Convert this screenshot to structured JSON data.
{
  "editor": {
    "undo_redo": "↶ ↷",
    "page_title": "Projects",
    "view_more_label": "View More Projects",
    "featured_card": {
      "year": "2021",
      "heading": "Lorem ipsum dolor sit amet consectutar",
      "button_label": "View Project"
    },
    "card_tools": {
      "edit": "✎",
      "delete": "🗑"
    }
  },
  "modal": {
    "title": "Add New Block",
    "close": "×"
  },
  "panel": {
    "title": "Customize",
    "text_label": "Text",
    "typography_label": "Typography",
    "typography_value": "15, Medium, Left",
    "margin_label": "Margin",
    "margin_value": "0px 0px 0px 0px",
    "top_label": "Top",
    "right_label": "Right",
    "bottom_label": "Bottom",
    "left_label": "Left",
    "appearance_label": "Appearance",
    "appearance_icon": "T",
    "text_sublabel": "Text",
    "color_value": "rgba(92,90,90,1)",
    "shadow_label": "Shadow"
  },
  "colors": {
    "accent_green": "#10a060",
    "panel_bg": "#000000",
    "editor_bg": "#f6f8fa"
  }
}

Problem details:
Repeat the listing in full, keeping every line exactly as it is.

Task solution:
Convert this screenshot to structured JSON data.
{
  "editor": {
    "undo_redo": "↶ ↷",
    "page_title": "Projects",
    "view_more_label": "View More Projects",
    "featured_card": {
      "year": "2021",
      "heading": "Lorem ipsum dolor sit amet consectutar",
      "button_label": "View Project"
    },
    "card_tools": {
      "edit": "✎",
      "delete": "🗑"
    }
  },
  "modal": {
    "title": "Add New Block",
    "close": "×"
  },
  "panel": {
    "title": "Customize",
    "text_label": "Text",
    "typography_label": "Typography",
    "typography_value": "15, Medium, Left",
    "margin_label": "Margin",
    "margin_value": "0px 0px 0px 0px",
    "top_label": "Top",
    "right_label": "Right",
    "bottom_label": "Bottom",
    "left_label": "Left",
    "appearance_label": "Appearance",
    "appearance_icon": "T",
    "text_sublabel": "Text",
    "color_value": "rgba(92,90,90,1)",
    "shadow_label": "Shadow"
  },
  "colors": {
    "accent_green": "#10a060",
    "panel_bg": "#000000",
    "editor_bg": "#f6f8fa"
  }
}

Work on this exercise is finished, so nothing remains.